### [Exercise brief]
Every record below should be transcribed exactly. Omit the images.

-- Begin --

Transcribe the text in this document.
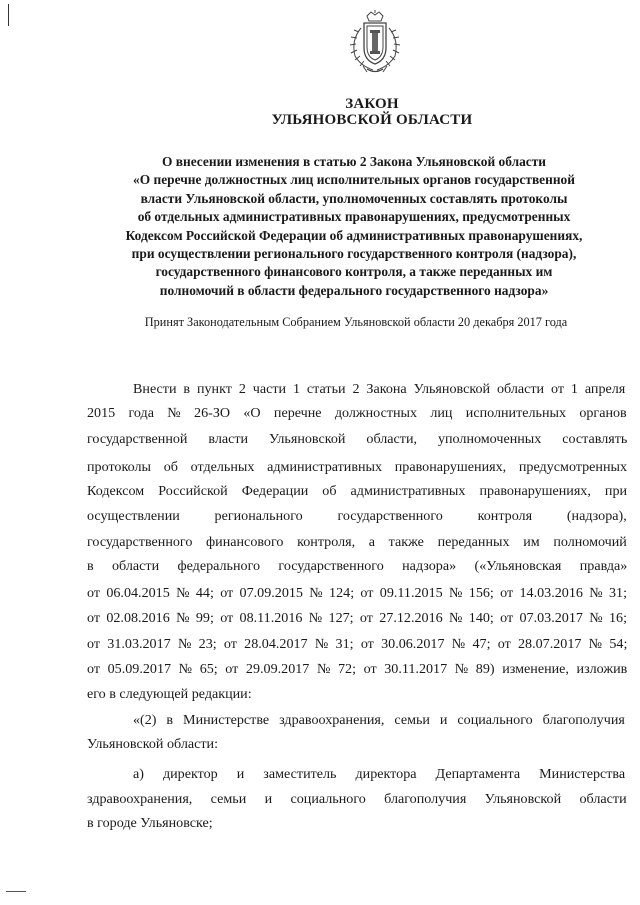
ЗАКОН
УЛЬЯНОВСКОЙ ОБЛАСТИ
О внесении изменения в статью 2 Закона Ульяновской области
«О перечне должностных лиц исполнительных органов государственной
власти Ульяновской области, уполномоченных составлять протоколы
об отдельных административных правонарушениях, предусмотренных
Кодексом Российской Федерации об административных правонарушениях,
при осуществлении регионального государственного контроля (надзора),
государственного финансового контроля, а также переданных им
полномочий в области федерального государственного надзора»
Принят Законодательным Собранием Ульяновской области 20 декабря 2017 года
Внести в пункт 2 части 1 статьи 2 Закона Ульяновской области от 1 апреля
2015 года № 26-ЗО «О перечне должностных лиц исполнительных органов
государственной власти Ульяновской области, уполномоченных составлять
протоколы об отдельных административных правонарушениях, предусмотренных
Кодексом Российской Федерации об административных правонарушениях, при
осуществлении регионального государственного контроля (надзора),
государственного финансового контроля, а также переданных им полномочий
в области федерального государственного надзора» («Ульяновская правда»
от 06.04.2015 № 44; от 07.09.2015 № 124; от 09.11.2015 № 156; от 14.03.2016 № 31;
от 02.08.2016 № 99; от 08.11.2016 № 127; от 27.12.2016 № 140; от 07.03.2017 № 16;
от 31.03.2017 № 23; от 28.04.2017 № 31; от 30.06.2017 № 47; от 28.07.2017 № 54;
от 05.09.2017 № 65; от 29.09.2017 № 72; от 30.11.2017 № 89) изменение, изложив
его в следующей редакции:
«(2) в Министерстве здравоохранения, семьи и социального благополучия
Ульяновской области:
а) директор и заместитель директора Департамента Министерства
здравоохранения, семьи и социального благополучия Ульяновской области
в городе Ульяновске;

-- End --

### [Task output]
Transcribe the text in this document.
ЗАКОН
УЛЬЯНОВСКОЙ ОБЛАСТИ
О внесении изменения в статью 2 Закона Ульяновской области
«О перечне должностных лиц исполнительных органов государственной
власти Ульяновской области, уполномоченных составлять протоколы
об отдельных административных правонарушениях, предусмотренных
Кодексом Российской Федерации об административных правонарушениях,
при осуществлении регионального государственного контроля (надзора),
государственного финансового контроля, а также переданных им
полномочий в области федерального государственного надзора»
Принят Законодательным Собранием Ульяновской области 20 декабря 2017 года
Внести в пункт 2 части 1 статьи 2 Закона Ульяновской области от 1 апреля
2015 года № 26-ЗО «О перечне должностных лиц исполнительных органов
государственной власти Ульяновской области, уполномоченных составлять
протоколы об отдельных административных правонарушениях, предусмотренных
Кодексом Российской Федерации об административных правонарушениях, при
осуществлении регионального государственного контроля (надзора),
государственного финансового контроля, а также переданных им полномочий
в области федерального государственного надзора» («Ульяновская правда»
от 06.04.2015 № 44; от 07.09.2015 № 124; от 09.11.2015 № 156; от 14.03.2016 № 31;
от 02.08.2016 № 99; от 08.11.2016 № 127; от 27.12.2016 № 140; от 07.03.2017 № 16;
от 31.03.2017 № 23; от 28.04.2017 № 31; от 30.06.2017 № 47; от 28.07.2017 № 54;
от 05.09.2017 № 65; от 29.09.2017 № 72; от 30.11.2017 № 89) изменение, изложив
его в следующей редакции:
«(2) в Министерстве здравоохранения, семьи и социального благополучия
Ульяновской области:
а) директор и заместитель директора Департамента Министерства
здравоохранения, семьи и социального благополучия Ульяновской области
в городе Ульяновске;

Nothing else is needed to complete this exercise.